▶ Materials provided
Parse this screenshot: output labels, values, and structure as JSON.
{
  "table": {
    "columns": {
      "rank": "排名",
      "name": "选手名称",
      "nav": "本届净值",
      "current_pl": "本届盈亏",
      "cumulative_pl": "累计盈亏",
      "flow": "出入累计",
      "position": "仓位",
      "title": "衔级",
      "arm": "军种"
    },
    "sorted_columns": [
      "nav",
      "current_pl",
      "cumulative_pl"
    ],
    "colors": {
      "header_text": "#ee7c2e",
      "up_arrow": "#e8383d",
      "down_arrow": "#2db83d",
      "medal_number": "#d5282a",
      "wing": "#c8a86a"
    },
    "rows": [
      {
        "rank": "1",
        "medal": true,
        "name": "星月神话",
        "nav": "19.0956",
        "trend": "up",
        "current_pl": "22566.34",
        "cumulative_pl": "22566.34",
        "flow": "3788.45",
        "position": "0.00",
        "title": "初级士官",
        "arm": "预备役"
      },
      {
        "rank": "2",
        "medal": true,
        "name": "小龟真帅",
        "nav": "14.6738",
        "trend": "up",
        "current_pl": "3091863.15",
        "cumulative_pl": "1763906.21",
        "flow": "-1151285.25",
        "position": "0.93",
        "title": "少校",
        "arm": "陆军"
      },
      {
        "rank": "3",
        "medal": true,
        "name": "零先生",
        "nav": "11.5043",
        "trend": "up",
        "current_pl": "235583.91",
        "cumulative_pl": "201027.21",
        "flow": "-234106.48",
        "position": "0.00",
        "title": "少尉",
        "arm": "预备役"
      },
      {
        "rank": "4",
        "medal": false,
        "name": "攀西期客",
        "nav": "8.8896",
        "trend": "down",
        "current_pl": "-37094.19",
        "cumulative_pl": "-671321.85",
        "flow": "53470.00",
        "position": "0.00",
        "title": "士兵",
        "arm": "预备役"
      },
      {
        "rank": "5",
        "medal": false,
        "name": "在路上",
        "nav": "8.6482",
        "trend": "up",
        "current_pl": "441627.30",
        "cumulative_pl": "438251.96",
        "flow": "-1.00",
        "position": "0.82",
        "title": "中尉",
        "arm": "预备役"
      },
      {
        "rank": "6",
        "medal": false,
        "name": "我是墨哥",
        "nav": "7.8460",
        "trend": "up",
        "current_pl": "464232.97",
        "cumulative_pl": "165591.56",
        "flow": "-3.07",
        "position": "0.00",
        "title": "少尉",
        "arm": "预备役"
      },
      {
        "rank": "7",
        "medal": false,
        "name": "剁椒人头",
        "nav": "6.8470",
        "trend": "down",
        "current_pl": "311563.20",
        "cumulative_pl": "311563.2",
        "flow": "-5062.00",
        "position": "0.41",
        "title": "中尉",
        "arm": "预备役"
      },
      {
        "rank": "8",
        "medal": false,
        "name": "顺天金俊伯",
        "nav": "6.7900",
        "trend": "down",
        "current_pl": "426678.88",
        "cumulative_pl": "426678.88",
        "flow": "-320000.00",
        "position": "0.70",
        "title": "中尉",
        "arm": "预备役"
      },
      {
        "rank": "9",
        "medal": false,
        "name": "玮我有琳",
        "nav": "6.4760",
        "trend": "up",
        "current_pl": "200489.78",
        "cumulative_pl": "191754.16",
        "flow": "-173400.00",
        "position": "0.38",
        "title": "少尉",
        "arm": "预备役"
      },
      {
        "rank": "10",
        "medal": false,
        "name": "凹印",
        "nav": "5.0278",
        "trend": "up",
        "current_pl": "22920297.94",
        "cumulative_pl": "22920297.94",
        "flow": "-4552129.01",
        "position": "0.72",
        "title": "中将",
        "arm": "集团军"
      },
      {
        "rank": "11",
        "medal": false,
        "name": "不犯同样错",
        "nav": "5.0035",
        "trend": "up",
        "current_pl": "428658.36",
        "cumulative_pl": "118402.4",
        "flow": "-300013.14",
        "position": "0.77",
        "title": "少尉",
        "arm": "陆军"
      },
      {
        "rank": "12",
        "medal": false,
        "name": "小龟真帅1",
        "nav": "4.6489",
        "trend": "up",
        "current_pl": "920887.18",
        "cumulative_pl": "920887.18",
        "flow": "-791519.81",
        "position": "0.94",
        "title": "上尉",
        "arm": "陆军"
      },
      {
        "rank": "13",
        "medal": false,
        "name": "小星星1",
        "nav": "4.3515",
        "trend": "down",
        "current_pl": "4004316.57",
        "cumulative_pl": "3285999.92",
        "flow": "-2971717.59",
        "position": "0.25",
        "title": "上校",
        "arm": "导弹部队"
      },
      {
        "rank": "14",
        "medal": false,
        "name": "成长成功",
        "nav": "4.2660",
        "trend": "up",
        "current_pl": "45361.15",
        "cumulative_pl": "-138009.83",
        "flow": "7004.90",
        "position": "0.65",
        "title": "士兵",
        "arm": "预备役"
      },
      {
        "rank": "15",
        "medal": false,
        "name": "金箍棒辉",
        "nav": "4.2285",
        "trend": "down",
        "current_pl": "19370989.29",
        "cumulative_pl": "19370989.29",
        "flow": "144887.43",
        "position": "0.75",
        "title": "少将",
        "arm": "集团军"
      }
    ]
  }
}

▶ What you should do
Recite the full listing above exactly.

▶ Answer below
Parse this screenshot: output labels, values, and structure as JSON.
{
  "table": {
    "columns": {
      "rank": "排名",
      "name": "选手名称",
      "nav": "本届净值",
      "current_pl": "本届盈亏",
      "cumulative_pl": "累计盈亏",
      "flow": "出入累计",
      "position": "仓位",
      "title": "衔级",
      "arm": "军种"
    },
    "sorted_columns": [
      "nav",
      "current_pl",
      "cumulative_pl"
    ],
    "colors": {
      "header_text": "#ee7c2e",
      "up_arrow": "#e8383d",
      "down_arrow": "#2db83d",
      "medal_number": "#d5282a",
      "wing": "#c8a86a"
    },
    "rows": [
      {
        "rank": "1",
        "medal": true,
        "name": "星月神话",
        "nav": "19.0956",
        "trend": "up",
        "current_pl": "22566.34",
        "cumulative_pl": "22566.34",
        "flow": "3788.45",
        "position": "0.00",
        "title": "初级士官",
        "arm": "预备役"
      },
      {
        "rank": "2",
        "medal": true,
        "name": "小龟真帅",
        "nav": "14.6738",
        "trend": "up",
        "current_pl": "3091863.15",
        "cumulative_pl": "1763906.21",
        "flow": "-1151285.25",
        "position": "0.93",
        "title": "少校",
        "arm": "陆军"
      },
      {
        "rank": "3",
        "medal": true,
        "name": "零先生",
        "nav": "11.5043",
        "trend": "up",
        "current_pl": "235583.91",
        "cumulative_pl": "201027.21",
        "flow": "-234106.48",
        "position": "0.00",
        "title": "少尉",
        "arm": "预备役"
      },
      {
        "rank": "4",
        "medal": false,
        "name": "攀西期客",
        "nav": "8.8896",
        "trend": "down",
        "current_pl": "-37094.19",
        "cumulative_pl": "-671321.85",
        "flow": "53470.00",
        "position": "0.00",
        "title": "士兵",
        "arm": "预备役"
      },
      {
        "rank": "5",
        "medal": false,
        "name": "在路上",
        "nav": "8.6482",
        "trend": "up",
        "current_pl": "441627.30",
        "cumulative_pl": "438251.96",
        "flow": "-1.00",
        "position": "0.82",
        "title": "中尉",
        "arm": "预备役"
      },
      {
        "rank": "6",
        "medal": false,
        "name": "我是墨哥",
        "nav": "7.8460",
        "trend": "up",
        "current_pl": "464232.97",
        "cumulative_pl": "165591.56",
        "flow": "-3.07",
        "position": "0.00",
        "title": "少尉",
        "arm": "预备役"
      },
      {
        "rank": "7",
        "medal": false,
        "name": "剁椒人头",
        "nav": "6.8470",
        "trend": "down",
        "current_pl": "311563.20",
        "cumulative_pl": "311563.2",
        "flow": "-5062.00",
        "position": "0.41",
        "title": "中尉",
        "arm": "预备役"
      },
      {
        "rank": "8",
        "medal": false,
        "name": "顺天金俊伯",
        "nav": "6.7900",
        "trend": "down",
        "current_pl": "426678.88",
        "cumulative_pl": "426678.88",
        "flow": "-320000.00",
        "position": "0.70",
        "title": "中尉",
        "arm": "预备役"
      },
      {
        "rank": "9",
        "medal": false,
        "name": "玮我有琳",
        "nav": "6.4760",
        "trend": "up",
        "current_pl": "200489.78",
        "cumulative_pl": "191754.16",
        "flow": "-173400.00",
        "position": "0.38",
        "title": "少尉",
        "arm": "预备役"
      },
      {
        "rank": "10",
        "medal": false,
        "name": "凹印",
        "nav": "5.0278",
        "trend": "up",
        "current_pl": "22920297.94",
        "cumulative_pl": "22920297.94",
        "flow": "-4552129.01",
        "position": "0.72",
        "title": "中将",
        "arm": "集团军"
      },
      {
        "rank": "11",
        "medal": false,
        "name": "不犯同样错",
        "nav": "5.0035",
        "trend": "up",
        "current_pl": "428658.36",
        "cumulative_pl": "118402.4",
        "flow": "-300013.14",
        "position": "0.77",
        "title": "少尉",
        "arm": "陆军"
      },
      {
        "rank": "12",
        "medal": false,
        "name": "小龟真帅1",
        "nav": "4.6489",
        "trend": "up",
        "current_pl": "920887.18",
        "cumulative_pl": "920887.18",
        "flow": "-791519.81",
        "position": "0.94",
        "title": "上尉",
        "arm": "陆军"
      },
      {
        "rank": "13",
        "medal": false,
        "name": "小星星1",
        "nav": "4.3515",
        "trend": "down",
        "current_pl": "4004316.57",
        "cumulative_pl": "3285999.92",
        "flow": "-2971717.59",
        "position": "0.25",
        "title": "上校",
        "arm": "导弹部队"
      },
      {
        "rank": "14",
        "medal": false,
        "name": "成长成功",
        "nav": "4.2660",
        "trend": "up",
        "current_pl": "45361.15",
        "cumulative_pl": "-138009.83",
        "flow": "7004.90",
        "position": "0.65",
        "title": "士兵",
        "arm": "预备役"
      },
      {
        "rank": "15",
        "medal": false,
        "name": "金箍棒辉",
        "nav": "4.2285",
        "trend": "down",
        "current_pl": "19370989.29",
        "cumulative_pl": "19370989.29",
        "flow": "144887.43",
        "position": "0.75",
        "title": "少将",
        "arm": "集团军"
      }
    ]
  }
}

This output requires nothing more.